» WRITTEN EXERCISE: Extract all data as written.

::::::

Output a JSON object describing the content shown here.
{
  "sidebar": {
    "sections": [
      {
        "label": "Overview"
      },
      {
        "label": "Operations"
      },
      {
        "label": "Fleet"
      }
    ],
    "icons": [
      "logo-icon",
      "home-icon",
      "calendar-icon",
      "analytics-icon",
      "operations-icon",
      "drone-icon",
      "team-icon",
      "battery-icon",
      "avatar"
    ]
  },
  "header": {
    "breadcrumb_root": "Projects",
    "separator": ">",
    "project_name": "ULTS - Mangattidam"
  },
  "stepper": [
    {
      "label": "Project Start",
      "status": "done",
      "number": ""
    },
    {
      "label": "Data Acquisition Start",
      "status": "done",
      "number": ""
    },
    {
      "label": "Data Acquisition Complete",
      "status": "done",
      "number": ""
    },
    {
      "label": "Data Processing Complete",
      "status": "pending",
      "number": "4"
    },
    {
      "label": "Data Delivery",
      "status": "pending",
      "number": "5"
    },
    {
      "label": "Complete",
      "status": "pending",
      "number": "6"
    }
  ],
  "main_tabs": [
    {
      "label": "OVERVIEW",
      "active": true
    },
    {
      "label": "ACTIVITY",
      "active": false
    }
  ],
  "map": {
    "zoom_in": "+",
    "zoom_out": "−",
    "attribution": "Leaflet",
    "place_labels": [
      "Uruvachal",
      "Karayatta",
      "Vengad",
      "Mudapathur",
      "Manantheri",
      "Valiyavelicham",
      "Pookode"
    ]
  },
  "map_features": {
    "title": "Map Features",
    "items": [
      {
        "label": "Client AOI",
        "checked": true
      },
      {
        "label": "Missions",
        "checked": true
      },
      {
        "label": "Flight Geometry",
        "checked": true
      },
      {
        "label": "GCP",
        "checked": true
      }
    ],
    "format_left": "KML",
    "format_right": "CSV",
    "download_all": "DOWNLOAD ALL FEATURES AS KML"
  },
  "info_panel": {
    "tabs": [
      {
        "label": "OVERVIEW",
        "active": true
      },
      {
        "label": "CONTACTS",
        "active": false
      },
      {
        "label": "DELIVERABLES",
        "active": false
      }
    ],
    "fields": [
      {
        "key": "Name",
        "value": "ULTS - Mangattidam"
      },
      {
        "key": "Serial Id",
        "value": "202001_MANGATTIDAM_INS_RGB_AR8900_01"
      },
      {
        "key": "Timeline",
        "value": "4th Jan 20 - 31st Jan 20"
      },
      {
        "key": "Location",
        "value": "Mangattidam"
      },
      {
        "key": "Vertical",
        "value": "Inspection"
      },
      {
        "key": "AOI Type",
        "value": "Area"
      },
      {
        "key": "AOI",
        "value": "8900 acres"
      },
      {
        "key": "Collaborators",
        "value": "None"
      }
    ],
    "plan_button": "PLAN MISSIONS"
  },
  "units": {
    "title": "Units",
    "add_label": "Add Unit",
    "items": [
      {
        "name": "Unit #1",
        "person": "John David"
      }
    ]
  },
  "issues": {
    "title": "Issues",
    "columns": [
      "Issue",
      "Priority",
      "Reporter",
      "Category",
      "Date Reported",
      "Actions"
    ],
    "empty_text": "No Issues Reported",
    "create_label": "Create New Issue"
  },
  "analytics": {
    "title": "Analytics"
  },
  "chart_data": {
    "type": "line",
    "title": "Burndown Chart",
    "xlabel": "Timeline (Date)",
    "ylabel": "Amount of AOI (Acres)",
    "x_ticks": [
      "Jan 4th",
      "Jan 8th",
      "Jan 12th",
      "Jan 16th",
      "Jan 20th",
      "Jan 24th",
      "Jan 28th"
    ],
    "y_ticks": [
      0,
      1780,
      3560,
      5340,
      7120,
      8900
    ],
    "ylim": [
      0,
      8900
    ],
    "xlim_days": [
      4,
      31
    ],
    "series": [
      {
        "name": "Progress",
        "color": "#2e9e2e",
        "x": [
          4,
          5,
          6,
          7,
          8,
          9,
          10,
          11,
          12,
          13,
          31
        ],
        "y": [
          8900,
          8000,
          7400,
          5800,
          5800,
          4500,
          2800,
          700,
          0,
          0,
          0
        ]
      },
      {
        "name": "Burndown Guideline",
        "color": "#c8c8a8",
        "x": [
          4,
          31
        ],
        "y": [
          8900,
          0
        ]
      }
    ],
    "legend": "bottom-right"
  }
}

::::::

» RESPONSE TO THE TASK:
Output a JSON object describing the content shown here.
{
  "sidebar": {
    "sections": [
      {
        "label": "Overview"
      },
      {
        "label": "Operations"
      },
      {
        "label": "Fleet"
      }
    ],
    "icons": [
      "logo-icon",
      "home-icon",
      "calendar-icon",
      "analytics-icon",
      "operations-icon",
      "drone-icon",
      "team-icon",
      "battery-icon",
      "avatar"
    ]
  },
  "header": {
    "breadcrumb_root": "Projects",
    "separator": ">",
    "project_name": "ULTS - Mangattidam"
  },
  "stepper": [
    {
      "label": "Project Start",
      "status": "done",
      "number": ""
    },
    {
      "label": "Data Acquisition Start",
      "status": "done",
      "number": ""
    },
    {
      "label": "Data Acquisition Complete",
      "status": "done",
      "number": ""
    },
    {
      "label": "Data Processing Complete",
      "status": "pending",
      "number": "4"
    },
    {
      "label": "Data Delivery",
      "status": "pending",
      "number": "5"
    },
    {
      "label": "Complete",
      "status": "pending",
      "number": "6"
    }
  ],
  "main_tabs": [
    {
      "label": "OVERVIEW",
      "active": true
    },
    {
      "label": "ACTIVITY",
      "active": false
    }
  ],
  "map": {
    "zoom_in": "+",
    "zoom_out": "−",
    "attribution": "Leaflet",
    "place_labels": [
      "Uruvachal",
      "Karayatta",
      "Vengad",
      "Mudapathur",
      "Manantheri",
      "Valiyavelicham",
      "Pookode"
    ]
  },
  "map_features": {
    "title": "Map Features",
    "items": [
      {
        "label": "Client AOI",
        "checked": true
      },
      {
        "label": "Missions",
        "checked": true
      },
      {
        "label": "Flight Geometry",
        "checked": true
      },
      {
        "label": "GCP",
        "checked": true
      }
    ],
    "format_left": "KML",
    "format_right": "CSV",
    "download_all": "DOWNLOAD ALL FEATURES AS KML"
  },
  "info_panel": {
    "tabs": [
      {
        "label": "OVERVIEW",
        "active": true
      },
      {
        "label": "CONTACTS",
        "active": false
      },
      {
        "label": "DELIVERABLES",
        "active": false
      }
    ],
    "fields": [
      {
        "key": "Name",
        "value": "ULTS - Mangattidam"
      },
      {
        "key": "Serial Id",
        "value": "202001_MANGATTIDAM_INS_RGB_AR8900_01"
      },
      {
        "key": "Timeline",
        "value": "4th Jan 20 - 31st Jan 20"
      },
      {
        "key": "Location",
        "value": "Mangattidam"
      },
      {
        "key": "Vertical",
        "value": "Inspection"
      },
      {
        "key": "AOI Type",
        "value": "Area"
      },
      {
        "key": "AOI",
        "value": "8900 acres"
      },
      {
        "key": "Collaborators",
        "value": "None"
      }
    ],
    "plan_button": "PLAN MISSIONS"
  },
  "units": {
    "title": "Units",
    "add_label": "Add Unit",
    "items": [
      {
        "name": "Unit #1",
        "person": "John David"
      }
    ]
  },
  "issues": {
    "title": "Issues",
    "columns": [
      "Issue",
      "Priority",
      "Reporter",
      "Category",
      "Date Reported",
      "Actions"
    ],
    "empty_text": "No Issues Reported",
    "create_label": "Create New Issue"
  },
  "analytics": {
    "title": "Analytics"
  },
  "chart_data": {
    "type": "line",
    "title": "Burndown Chart",
    "xlabel": "Timeline (Date)",
    "ylabel": "Amount of AOI (Acres)",
    "x_ticks": [
      "Jan 4th",
      "Jan 8th",
      "Jan 12th",
      "Jan 16th",
      "Jan 20th",
      "Jan 24th",
      "Jan 28th"
    ],
    "y_ticks": [
      0,
      1780,
      3560,
      5340,
      7120,
      8900
    ],
    "ylim": [
      0,
      8900
    ],
    "xlim_days": [
      4,
      31
    ],
    "series": [
      {
        "name": "Progress",
        "color": "#2e9e2e",
        "x": [
          4,
          5,
          6,
          7,
          8,
          9,
          10,
          11,
          12,
          13,
          31
        ],
        "y": [
          8900,
          8000,
          7400,
          5800,
          5800,
          4500,
          2800,
          700,
          0,
          0,
          0
        ]
      },
      {
        "name": "Burndown Guideline",
        "color": "#c8c8a8",
        "x": [
          4,
          31
        ],
        "y": [
          8900,
          0
        ]
      }
    ],
    "legend": "bottom-right"
  }
}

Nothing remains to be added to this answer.